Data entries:
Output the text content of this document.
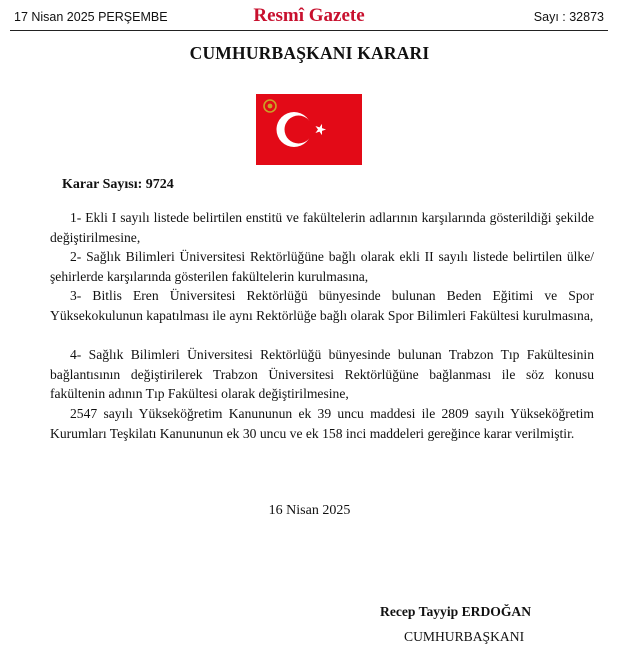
17 Nisan 2025 PERŞEMBE	Resmî Gazete	Sayı : 32873
CUMHURBAŞKANI KARARI
Karar Sayısı: 9724

1- Ekli I sayılı listede belirtilen enstitü ve fakültelerin adlarının karşılarında gösterildiği şekilde değiştirilmesine,

2- Sağlık Bilimleri Üniversitesi Rektörlüğüne bağlı olarak ekli II sayılı listede belirtilen ülke/şehirlerde karşılarında gösterilen fakültelerin kurulmasına,

3- Bitlis Eren Üniversitesi Rektörlüğü bünyesinde bulunan Beden Eğitimi ve Spor Yüksekokulunun kapatılması ile aynı Rektörlüğe bağlı olarak Spor Bilimleri Fakültesi kurulmasına,

4- Sağlık Bilimleri Üniversitesi Rektörlüğü bünyesinde bulunan Trabzon Tıp Fakültesinin bağlantısının değiştirilerek Trabzon Üniversitesi Rektörlüğüne bağlanması ile söz konusu fakültenin adının Tıp Fakültesi olarak değiştirilmesine,

2547 sayılı Yükseköğretim Kanununun ek 39 uncu maddesi ile 2809 sayılı Yükseköğretim Kurumları Teşkilatı Kanununun ek 30 uncu ve ek 158 inci maddeleri gereğince karar verilmiştir.

16 Nisan 2025
Recep Tayyip ERDOĞAN
CUMHURBAŞKANI
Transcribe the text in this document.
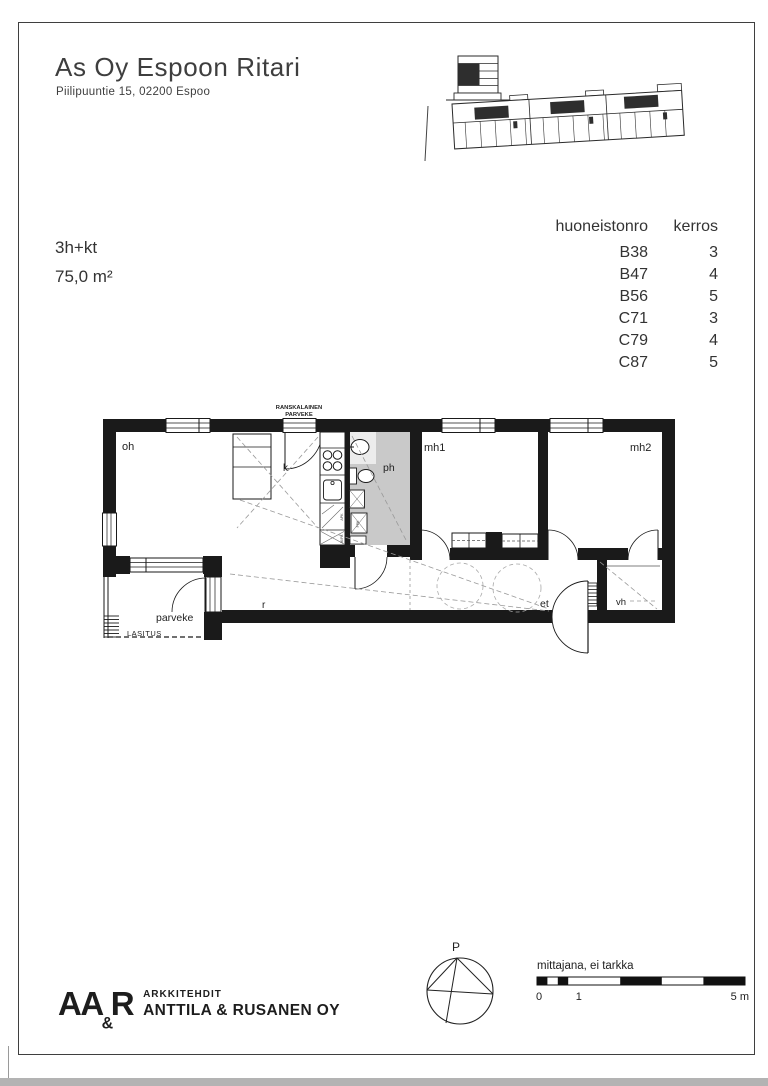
As Oy Espoon Ritari
Piilipuuntie 15, 02200 Espoo
3h+kt
75,0 m²
huoneistonro	kerros
B38	3
B47	4
B56	5
C71	3
C79	4
C87	5
oh
k	ph
mh1	mh2
r	et	vh
parveke
LASITUS
RANSKALAINEN
PARVEKE
APK
JK/PK
PPK
P
mittajana, ei tarkka
0	1	5 m
$AA_{\&}R$ ARKKITEHDIT
ANTTILA & RUSANEN OY
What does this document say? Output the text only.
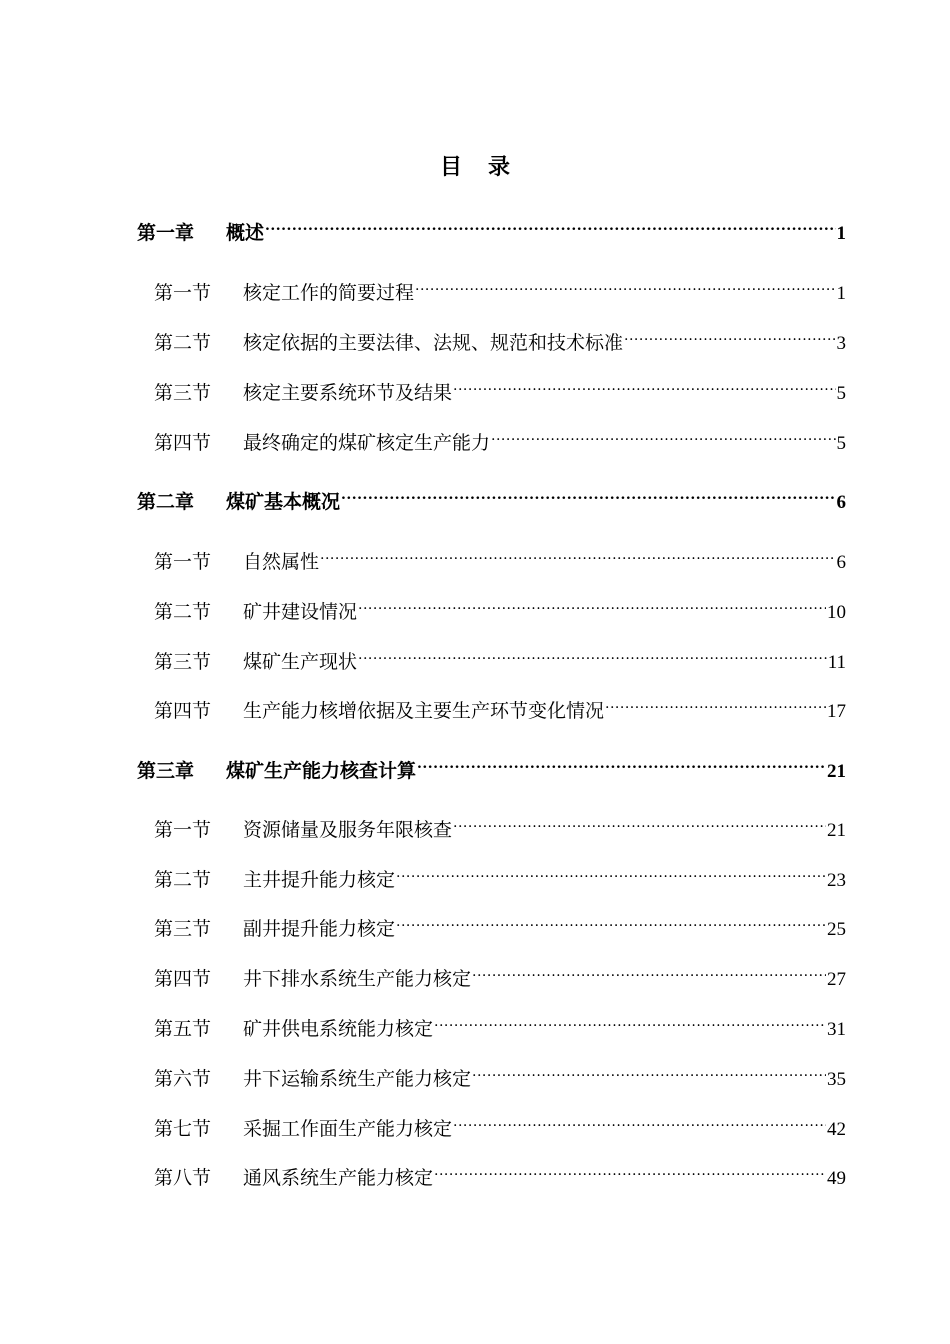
目 录
第一章	概述 .....	1
第一节	核定工作的简要过程 .....	1
第二节	核定依据的主要法律、法规、规范和技术标准 .....	3
第三节	核定主要系统环节及结果 .....	5
第四节	最终确定的煤矿核定生产能力 .....	5
第二章	煤矿基本概况 .....	6
第一节	自然属性 .....	6
第二节	矿井建设情况 .....	10
第三节	煤矿生产现状 .....	11
第四节	生产能力核增依据及主要生产环节变化情况 .....	17
第三章	煤矿生产能力核查计算 .....	21
第一节	资源储量及服务年限核查 .....	21
第二节	主井提升能力核定 .....	23
第三节	副井提升能力核定 .....	25
第四节	井下排水系统生产能力核定 .....	27
第五节	矿井供电系统能力核定 .....	31
第六节	井下运输系统生产能力核定 .....	35
第七节	采掘工作面生产能力核定 .....	42
第八节	通风系统生产能力核定 .....	49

• SHORT EXERCISE
Pull every line containing "kurulmasına" from the material above.

• TASK SOLUTION
2- Sağlık Bilimleri Üniversitesi Rektörlüğüne bağlı olarak ekli II sayılı listede belirtilen ülke/şehirlerde karşılarında gösterilen fakültelerin kurulmasına,
3- Bitlis Eren Üniversitesi Rektörlüğü bünyesinde bulunan Beden Eğitimi ve Spor Yüksekokulunun kapatılması ile aynı Rektörlüğe bağlı olarak Spor Bilimleri Fakültesi kurulmasına,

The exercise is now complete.